• RAW RECORDS:
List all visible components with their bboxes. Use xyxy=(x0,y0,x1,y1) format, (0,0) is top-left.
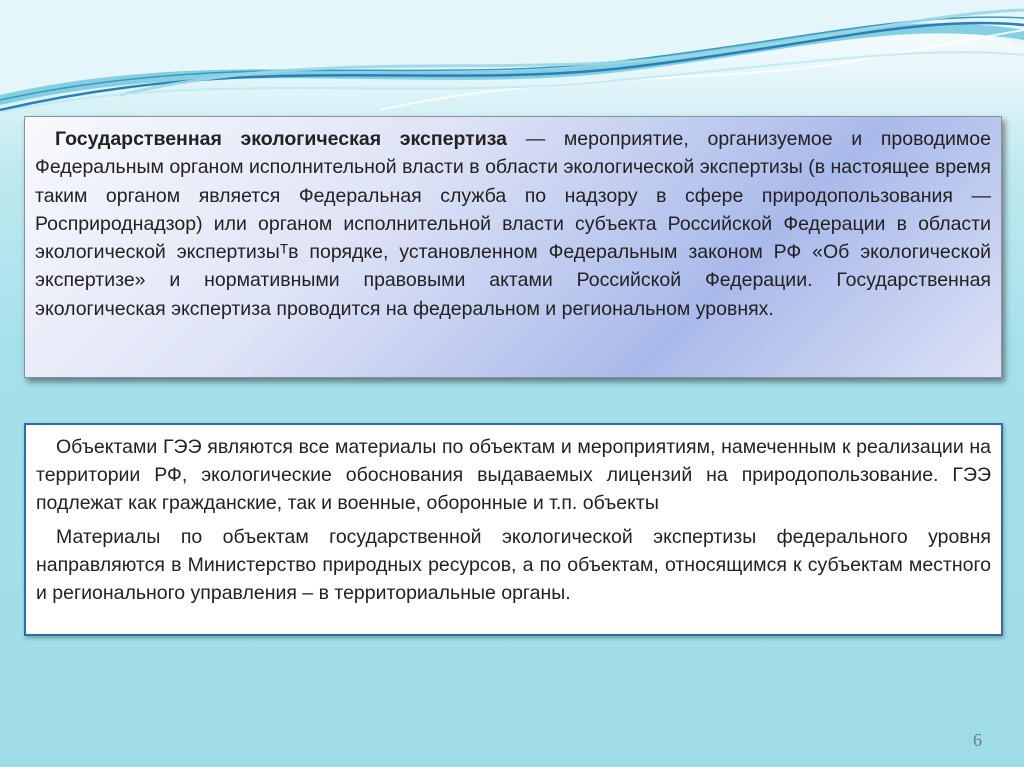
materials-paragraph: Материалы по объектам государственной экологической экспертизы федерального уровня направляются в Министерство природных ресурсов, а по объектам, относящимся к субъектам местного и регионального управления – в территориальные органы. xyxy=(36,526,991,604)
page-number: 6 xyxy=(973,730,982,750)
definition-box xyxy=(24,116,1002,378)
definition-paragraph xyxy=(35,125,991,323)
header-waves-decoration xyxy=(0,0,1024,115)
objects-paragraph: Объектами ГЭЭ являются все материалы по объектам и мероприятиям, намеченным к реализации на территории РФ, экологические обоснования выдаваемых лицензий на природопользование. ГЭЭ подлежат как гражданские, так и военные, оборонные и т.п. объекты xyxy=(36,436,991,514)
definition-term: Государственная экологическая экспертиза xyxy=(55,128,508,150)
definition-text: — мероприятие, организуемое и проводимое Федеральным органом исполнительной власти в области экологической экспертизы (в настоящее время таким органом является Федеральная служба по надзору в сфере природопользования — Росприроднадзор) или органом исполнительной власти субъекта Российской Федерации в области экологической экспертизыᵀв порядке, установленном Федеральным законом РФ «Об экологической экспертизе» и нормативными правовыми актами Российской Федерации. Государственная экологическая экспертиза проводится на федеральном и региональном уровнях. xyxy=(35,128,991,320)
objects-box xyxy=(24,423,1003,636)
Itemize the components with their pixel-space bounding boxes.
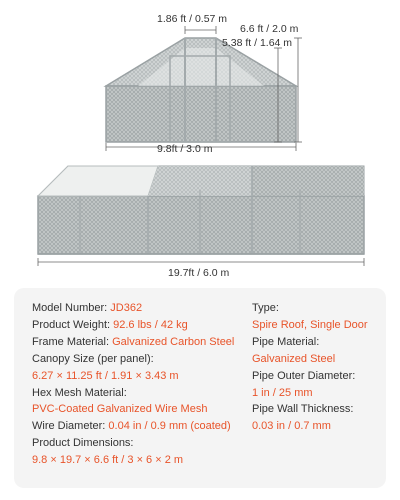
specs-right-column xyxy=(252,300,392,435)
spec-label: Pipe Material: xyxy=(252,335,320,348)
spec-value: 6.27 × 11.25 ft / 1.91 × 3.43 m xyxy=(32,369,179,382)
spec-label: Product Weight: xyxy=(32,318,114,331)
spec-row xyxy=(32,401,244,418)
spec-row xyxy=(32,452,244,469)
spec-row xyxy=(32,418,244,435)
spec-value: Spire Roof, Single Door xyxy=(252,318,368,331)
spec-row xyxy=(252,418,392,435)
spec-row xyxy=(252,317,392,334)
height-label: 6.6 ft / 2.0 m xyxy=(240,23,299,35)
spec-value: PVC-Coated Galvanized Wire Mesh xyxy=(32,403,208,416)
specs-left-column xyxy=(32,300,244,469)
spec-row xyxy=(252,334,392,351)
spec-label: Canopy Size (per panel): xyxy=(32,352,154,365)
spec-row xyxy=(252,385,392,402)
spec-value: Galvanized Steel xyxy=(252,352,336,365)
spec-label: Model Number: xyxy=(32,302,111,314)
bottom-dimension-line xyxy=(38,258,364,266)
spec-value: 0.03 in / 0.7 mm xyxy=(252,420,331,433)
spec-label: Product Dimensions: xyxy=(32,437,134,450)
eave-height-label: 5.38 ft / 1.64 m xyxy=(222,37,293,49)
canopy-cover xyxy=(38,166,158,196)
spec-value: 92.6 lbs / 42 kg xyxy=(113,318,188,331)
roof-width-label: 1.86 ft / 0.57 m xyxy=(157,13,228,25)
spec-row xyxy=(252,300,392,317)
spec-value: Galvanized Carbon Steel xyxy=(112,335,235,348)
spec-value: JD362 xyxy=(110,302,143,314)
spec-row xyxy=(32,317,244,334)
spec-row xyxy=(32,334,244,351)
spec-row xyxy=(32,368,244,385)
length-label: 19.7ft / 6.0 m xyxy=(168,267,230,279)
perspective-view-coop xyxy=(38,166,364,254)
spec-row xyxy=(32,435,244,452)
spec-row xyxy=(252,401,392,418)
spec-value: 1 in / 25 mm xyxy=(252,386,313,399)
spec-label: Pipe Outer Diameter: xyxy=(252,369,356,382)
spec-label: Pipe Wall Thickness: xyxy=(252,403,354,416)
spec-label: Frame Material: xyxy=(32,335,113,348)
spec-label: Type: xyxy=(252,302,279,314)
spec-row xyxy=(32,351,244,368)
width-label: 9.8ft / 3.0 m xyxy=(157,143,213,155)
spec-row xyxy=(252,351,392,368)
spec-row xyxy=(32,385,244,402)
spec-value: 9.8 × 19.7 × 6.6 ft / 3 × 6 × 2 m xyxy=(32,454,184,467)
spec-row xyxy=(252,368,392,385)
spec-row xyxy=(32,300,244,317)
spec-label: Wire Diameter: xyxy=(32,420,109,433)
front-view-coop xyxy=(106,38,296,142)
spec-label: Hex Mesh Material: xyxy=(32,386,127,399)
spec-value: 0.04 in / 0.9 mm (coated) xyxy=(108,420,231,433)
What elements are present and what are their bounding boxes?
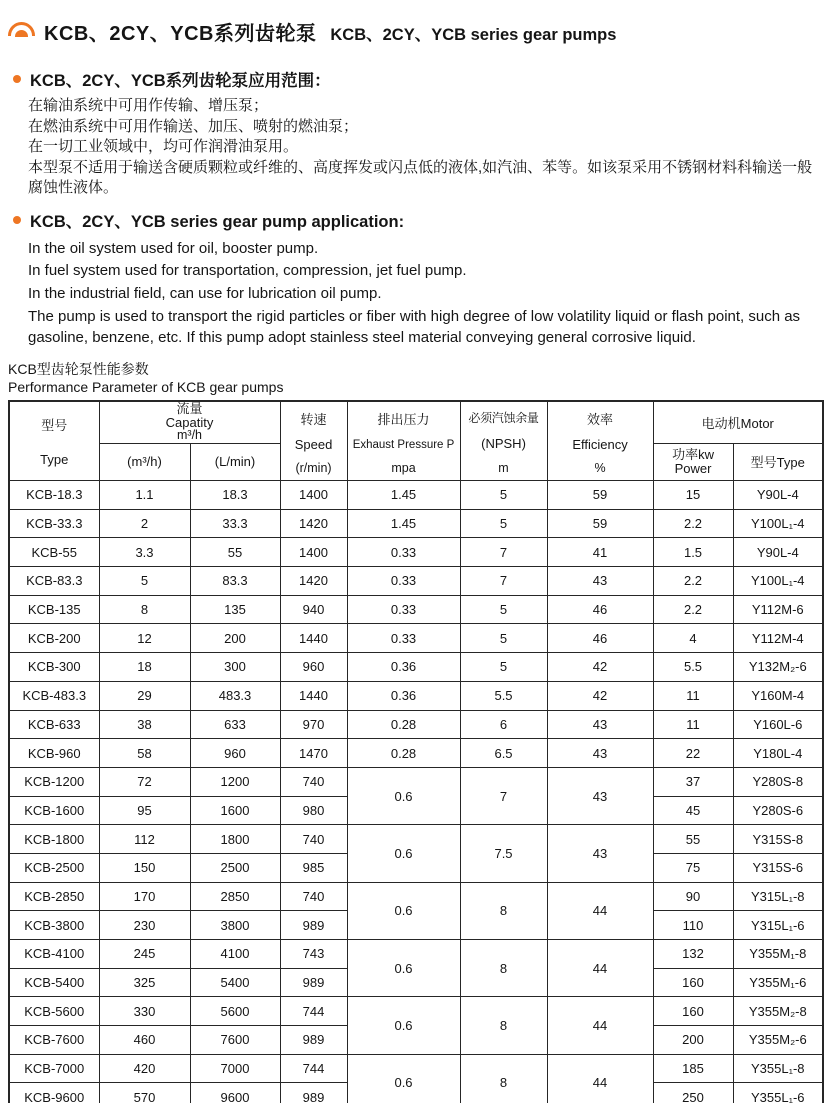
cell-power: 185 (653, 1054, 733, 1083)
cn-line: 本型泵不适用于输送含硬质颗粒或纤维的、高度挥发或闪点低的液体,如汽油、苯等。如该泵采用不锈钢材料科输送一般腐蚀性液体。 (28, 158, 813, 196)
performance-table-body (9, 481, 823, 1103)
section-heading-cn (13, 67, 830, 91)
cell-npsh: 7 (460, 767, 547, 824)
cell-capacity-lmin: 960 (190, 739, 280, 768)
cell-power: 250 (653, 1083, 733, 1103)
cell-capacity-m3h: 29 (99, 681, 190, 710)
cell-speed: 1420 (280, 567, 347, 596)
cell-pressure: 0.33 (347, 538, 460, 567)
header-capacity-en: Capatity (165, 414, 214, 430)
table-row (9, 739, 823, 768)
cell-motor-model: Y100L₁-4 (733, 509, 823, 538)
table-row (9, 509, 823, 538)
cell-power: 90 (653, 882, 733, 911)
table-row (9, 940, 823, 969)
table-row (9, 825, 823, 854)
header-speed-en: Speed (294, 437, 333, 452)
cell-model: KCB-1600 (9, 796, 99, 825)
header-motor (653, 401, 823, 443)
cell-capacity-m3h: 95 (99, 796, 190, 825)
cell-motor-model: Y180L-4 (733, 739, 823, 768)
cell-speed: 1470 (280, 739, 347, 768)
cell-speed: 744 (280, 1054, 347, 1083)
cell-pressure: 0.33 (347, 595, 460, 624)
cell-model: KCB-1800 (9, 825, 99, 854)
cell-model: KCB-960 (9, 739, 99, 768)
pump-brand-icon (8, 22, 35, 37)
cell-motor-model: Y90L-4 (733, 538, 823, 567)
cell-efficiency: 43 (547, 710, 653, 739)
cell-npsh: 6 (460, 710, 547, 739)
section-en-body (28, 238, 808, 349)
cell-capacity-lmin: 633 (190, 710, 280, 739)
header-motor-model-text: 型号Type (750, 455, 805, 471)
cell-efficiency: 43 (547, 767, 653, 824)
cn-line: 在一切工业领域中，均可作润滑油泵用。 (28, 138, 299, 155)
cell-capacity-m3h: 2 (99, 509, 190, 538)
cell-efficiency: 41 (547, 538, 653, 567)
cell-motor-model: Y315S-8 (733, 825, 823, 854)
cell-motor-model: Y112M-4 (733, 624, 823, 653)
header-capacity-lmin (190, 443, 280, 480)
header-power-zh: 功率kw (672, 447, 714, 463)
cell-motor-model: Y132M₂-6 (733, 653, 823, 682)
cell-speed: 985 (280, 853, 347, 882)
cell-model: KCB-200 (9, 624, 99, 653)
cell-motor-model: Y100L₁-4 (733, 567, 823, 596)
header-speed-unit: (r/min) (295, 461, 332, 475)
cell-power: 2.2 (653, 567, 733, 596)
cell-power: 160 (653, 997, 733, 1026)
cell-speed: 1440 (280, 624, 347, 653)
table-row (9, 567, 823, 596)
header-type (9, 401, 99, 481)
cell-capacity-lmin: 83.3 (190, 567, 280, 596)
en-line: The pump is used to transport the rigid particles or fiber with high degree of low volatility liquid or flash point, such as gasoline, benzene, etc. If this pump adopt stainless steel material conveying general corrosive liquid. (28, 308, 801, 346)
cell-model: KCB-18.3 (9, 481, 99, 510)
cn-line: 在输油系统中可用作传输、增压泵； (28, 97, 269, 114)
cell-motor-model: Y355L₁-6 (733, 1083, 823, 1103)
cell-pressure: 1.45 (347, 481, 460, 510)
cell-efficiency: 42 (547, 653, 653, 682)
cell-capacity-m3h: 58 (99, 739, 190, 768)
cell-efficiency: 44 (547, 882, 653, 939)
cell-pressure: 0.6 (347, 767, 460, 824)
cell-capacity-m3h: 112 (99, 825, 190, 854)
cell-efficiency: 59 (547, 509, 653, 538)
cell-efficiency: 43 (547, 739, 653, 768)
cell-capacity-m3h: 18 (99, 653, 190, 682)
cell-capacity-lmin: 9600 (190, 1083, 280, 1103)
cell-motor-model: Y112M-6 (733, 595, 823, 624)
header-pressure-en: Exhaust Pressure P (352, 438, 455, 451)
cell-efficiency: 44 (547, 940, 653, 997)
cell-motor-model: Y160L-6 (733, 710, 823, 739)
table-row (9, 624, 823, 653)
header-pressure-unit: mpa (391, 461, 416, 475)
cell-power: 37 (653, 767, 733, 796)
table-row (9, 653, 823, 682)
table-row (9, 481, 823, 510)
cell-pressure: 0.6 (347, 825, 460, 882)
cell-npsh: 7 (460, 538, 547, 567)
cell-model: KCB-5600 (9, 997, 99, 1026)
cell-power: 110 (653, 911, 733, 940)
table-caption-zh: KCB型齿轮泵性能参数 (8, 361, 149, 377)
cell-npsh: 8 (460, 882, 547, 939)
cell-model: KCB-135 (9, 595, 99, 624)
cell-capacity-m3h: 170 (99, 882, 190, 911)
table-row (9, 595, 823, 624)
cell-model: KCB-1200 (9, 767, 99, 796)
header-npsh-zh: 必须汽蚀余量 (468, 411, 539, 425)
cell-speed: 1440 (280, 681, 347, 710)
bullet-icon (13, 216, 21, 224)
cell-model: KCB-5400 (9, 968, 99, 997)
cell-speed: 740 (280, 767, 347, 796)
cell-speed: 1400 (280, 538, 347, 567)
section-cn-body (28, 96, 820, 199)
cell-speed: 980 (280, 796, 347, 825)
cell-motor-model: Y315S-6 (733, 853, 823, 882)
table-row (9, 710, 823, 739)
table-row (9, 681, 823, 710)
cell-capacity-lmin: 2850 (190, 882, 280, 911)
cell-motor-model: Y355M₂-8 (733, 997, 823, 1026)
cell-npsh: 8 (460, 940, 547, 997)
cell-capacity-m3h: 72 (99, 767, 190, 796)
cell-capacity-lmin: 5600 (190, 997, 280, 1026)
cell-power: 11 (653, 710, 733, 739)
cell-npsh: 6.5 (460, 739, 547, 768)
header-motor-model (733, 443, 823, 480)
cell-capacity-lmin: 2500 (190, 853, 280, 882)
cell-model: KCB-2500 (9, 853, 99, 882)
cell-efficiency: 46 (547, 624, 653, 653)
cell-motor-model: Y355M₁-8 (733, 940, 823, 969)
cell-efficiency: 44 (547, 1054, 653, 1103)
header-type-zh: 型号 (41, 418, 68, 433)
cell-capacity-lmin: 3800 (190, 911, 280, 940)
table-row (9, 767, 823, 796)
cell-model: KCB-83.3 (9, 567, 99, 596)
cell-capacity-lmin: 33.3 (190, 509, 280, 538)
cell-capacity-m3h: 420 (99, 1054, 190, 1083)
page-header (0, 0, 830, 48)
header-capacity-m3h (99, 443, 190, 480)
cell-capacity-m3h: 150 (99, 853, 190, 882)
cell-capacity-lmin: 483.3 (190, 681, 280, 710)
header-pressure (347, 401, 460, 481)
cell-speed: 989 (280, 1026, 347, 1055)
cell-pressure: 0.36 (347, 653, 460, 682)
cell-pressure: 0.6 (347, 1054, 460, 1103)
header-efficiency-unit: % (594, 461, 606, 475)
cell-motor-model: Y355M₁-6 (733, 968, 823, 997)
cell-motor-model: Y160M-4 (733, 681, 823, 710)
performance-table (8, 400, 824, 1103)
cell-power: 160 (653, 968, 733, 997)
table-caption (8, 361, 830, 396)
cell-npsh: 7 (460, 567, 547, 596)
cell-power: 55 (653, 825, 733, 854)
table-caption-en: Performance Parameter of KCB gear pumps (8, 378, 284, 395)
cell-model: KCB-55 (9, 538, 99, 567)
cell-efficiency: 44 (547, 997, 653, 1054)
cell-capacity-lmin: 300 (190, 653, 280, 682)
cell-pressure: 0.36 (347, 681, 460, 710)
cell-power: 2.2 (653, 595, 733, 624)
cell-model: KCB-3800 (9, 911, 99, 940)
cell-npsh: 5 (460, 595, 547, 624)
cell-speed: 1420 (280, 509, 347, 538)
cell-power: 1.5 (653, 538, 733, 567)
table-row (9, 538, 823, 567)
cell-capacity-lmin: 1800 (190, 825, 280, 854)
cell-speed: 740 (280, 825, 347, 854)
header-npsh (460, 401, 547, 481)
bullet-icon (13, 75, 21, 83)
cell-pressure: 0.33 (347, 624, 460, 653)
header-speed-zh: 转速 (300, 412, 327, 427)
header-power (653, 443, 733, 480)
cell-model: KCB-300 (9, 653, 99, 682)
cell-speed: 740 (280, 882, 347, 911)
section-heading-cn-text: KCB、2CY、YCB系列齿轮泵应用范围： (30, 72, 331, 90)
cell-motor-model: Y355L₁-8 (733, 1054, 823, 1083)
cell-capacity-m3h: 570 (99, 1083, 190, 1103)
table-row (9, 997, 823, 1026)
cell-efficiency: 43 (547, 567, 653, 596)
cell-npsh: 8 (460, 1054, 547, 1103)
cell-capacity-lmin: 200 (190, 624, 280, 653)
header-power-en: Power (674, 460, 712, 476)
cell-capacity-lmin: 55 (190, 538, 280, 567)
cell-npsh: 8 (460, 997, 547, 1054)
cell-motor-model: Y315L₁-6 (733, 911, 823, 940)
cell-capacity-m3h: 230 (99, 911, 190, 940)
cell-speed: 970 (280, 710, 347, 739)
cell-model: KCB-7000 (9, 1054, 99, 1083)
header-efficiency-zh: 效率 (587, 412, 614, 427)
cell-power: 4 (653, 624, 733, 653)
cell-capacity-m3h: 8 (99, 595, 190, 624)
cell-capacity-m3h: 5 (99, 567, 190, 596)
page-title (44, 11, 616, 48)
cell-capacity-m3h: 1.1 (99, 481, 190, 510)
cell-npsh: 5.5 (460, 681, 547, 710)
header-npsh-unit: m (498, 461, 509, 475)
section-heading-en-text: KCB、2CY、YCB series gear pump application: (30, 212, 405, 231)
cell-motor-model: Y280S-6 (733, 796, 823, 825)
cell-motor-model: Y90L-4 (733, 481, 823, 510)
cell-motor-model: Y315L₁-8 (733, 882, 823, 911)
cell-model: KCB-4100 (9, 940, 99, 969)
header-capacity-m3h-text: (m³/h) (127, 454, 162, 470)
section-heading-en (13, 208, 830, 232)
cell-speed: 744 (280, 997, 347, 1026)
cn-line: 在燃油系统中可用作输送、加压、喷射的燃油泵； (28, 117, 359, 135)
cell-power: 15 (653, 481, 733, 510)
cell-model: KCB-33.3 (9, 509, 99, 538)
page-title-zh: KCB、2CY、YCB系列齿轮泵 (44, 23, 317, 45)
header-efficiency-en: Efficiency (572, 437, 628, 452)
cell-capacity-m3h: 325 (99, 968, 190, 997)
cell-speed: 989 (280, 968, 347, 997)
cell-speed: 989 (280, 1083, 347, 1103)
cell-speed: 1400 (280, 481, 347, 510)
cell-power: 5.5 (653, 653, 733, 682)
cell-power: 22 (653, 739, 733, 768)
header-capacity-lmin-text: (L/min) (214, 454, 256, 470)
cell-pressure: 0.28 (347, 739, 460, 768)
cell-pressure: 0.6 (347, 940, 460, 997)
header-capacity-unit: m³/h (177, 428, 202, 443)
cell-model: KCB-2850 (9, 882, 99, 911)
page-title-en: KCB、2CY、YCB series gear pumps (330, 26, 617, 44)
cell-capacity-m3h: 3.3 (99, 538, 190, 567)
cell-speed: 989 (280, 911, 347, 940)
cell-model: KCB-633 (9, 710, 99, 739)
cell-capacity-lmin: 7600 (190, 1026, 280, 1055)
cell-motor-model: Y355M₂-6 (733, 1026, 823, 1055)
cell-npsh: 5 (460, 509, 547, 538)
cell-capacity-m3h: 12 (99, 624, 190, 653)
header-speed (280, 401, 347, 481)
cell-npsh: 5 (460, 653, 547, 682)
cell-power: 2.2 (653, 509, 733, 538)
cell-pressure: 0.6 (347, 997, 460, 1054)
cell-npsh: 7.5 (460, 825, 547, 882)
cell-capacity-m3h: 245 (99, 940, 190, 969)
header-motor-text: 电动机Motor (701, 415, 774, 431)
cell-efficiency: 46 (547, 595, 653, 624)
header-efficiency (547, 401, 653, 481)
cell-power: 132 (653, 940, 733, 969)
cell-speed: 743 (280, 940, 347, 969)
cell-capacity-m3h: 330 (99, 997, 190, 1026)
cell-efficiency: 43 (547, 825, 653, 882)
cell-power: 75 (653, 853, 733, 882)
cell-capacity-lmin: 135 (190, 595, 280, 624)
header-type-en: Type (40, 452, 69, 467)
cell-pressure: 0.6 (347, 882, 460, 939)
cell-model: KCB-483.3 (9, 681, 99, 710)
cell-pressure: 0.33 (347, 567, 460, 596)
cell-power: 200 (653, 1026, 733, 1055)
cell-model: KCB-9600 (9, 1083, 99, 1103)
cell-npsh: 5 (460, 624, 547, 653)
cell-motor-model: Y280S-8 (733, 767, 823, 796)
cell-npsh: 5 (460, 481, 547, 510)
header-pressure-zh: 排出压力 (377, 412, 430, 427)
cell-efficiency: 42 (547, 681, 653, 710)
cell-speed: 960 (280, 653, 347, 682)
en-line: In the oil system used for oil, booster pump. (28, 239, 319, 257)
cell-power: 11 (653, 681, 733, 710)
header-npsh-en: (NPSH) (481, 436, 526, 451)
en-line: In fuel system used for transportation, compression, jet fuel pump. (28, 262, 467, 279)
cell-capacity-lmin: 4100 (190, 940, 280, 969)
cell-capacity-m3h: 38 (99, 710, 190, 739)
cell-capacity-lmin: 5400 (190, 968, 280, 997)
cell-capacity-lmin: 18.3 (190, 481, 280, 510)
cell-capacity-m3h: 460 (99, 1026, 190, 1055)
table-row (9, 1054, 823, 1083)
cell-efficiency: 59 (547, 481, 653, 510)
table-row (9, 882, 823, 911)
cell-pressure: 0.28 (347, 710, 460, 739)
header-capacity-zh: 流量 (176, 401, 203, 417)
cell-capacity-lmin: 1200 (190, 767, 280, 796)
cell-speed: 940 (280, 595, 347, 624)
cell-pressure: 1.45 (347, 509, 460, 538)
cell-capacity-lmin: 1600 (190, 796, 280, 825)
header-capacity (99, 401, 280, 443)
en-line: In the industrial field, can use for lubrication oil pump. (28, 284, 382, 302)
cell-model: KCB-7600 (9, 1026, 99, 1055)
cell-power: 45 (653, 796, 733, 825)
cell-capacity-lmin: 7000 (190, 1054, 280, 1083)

• WHAT TO WORK ON: Rewrite the lines starting at the one containing "materials-paragraph: Материалы по" and ending at the one containing "objects-paragraph: Объектами ГЭЭ", changing "xyxy" to "box" and keeping everything else as is. Return only those lines.

• SOLUTION:
materials-paragraph: Материалы по объектам государственной экологической экспертизы федерального уровня направляются в Министерство природных ресурсов, а по объектам, относящимся к субъектам местного и регионального управления – в территориальные органы. box=(36,526,991,604)
page-number: 6 box=(973,730,982,750)
definition-box box=(24,116,1002,378)
definition-paragraph box=(35,125,991,323)
header-waves-decoration box=(0,0,1024,115)
objects-paragraph: Объектами ГЭЭ являются все материалы по объектам и мероприятиям, намеченным к реализации на территории РФ, экологические обоснования выдаваемых лицензий на природопользование. ГЭЭ подлежат как гражданские, так и военные, оборонные и т.п. объекты box=(36,436,991,514)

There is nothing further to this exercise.